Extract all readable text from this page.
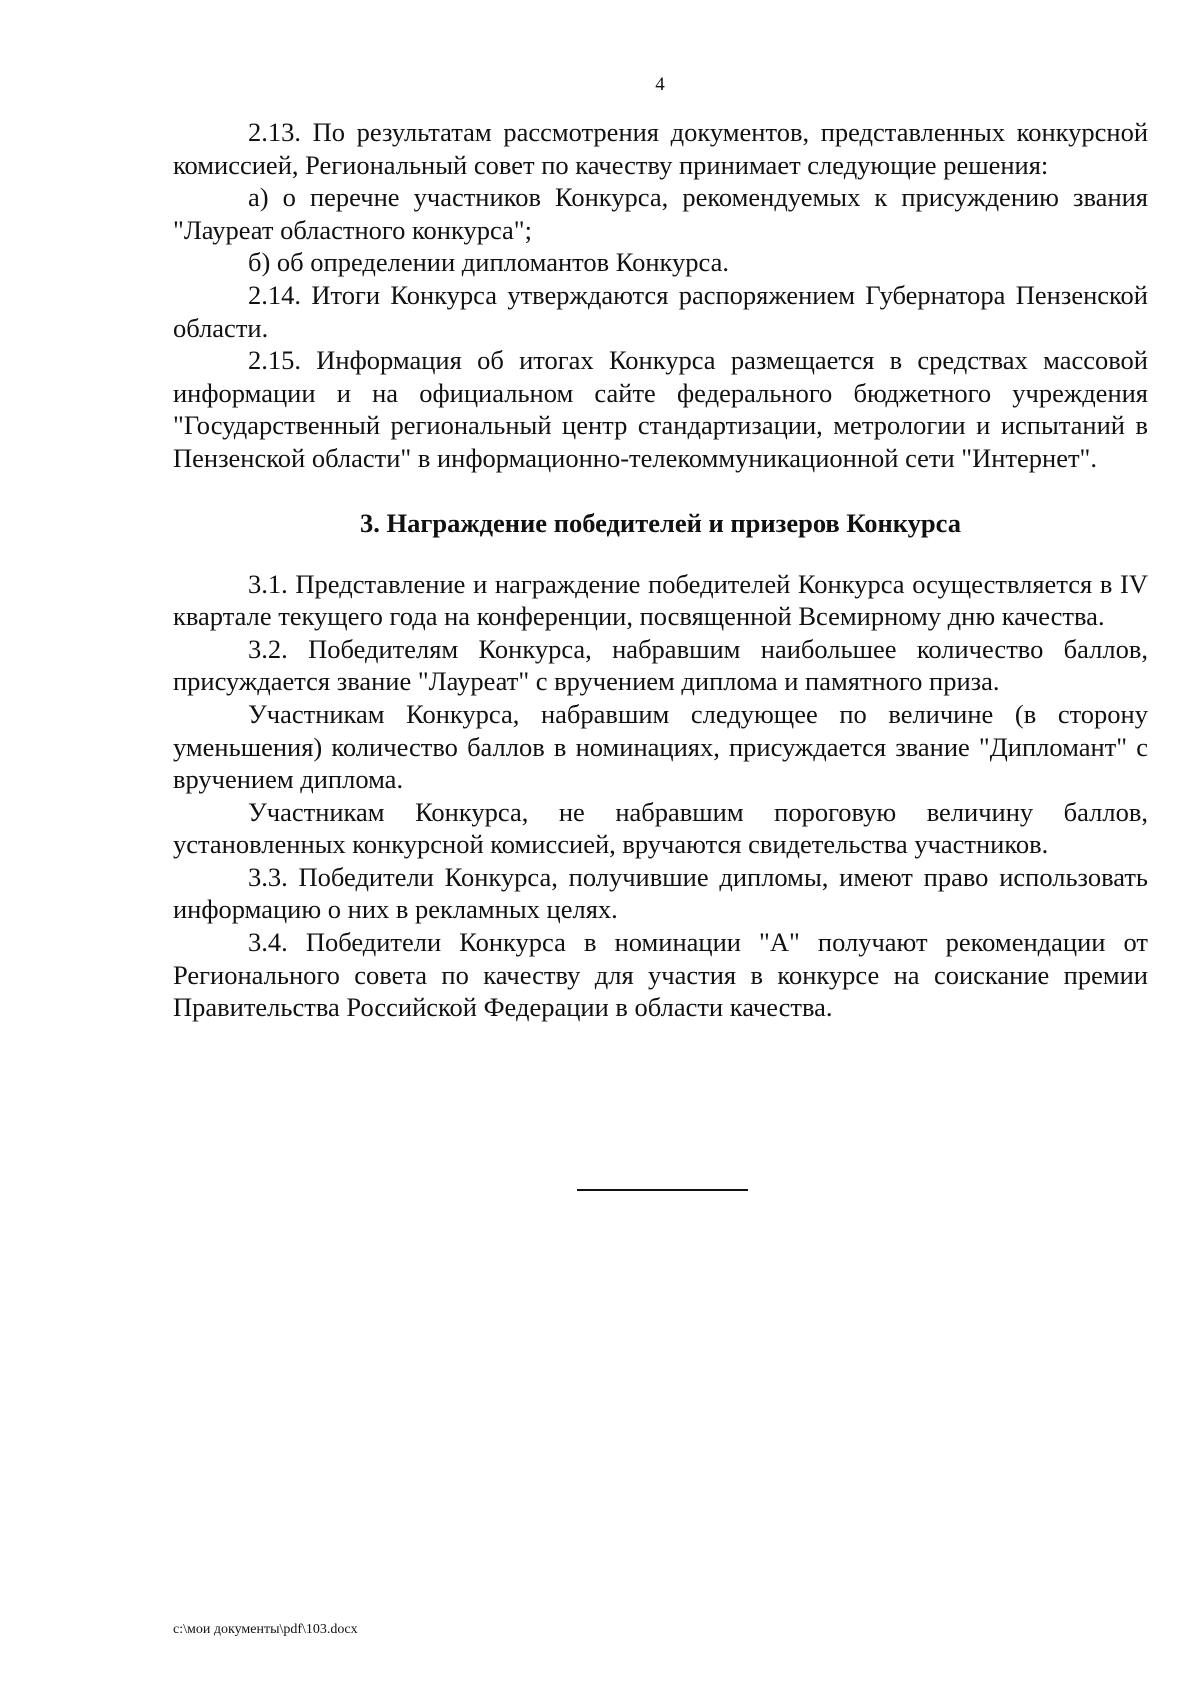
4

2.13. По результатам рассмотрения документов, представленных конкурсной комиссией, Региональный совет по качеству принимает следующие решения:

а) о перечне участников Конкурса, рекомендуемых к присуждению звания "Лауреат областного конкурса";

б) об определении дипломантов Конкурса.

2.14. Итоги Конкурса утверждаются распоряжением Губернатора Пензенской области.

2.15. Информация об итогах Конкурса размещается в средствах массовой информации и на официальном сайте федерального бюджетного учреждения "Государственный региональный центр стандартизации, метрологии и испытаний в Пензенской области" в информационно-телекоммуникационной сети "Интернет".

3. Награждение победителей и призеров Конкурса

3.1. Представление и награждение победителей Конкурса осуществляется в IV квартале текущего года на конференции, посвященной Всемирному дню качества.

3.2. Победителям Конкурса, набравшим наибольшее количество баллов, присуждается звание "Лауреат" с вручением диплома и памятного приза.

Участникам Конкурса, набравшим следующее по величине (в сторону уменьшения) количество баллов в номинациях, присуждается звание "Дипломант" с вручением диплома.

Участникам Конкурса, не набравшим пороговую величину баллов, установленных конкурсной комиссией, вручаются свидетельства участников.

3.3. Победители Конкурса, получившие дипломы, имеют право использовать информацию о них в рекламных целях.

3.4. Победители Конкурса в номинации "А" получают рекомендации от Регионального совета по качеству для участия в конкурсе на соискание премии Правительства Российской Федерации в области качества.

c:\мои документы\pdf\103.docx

══════

Exercise –
Look over the listing. Pull out every line with the string "вручением" in it.

Output for this exercise –
3.2. Победителям Конкурса, набравшим наибольшее количество баллов, присуждается звание "Лауреат" с вручением диплома и памятного приза.
Участникам Конкурса, набравшим следующее по величине (в сторону уменьшения) количество баллов в номинациях, присуждается звание "Дипломант" с вручением диплома.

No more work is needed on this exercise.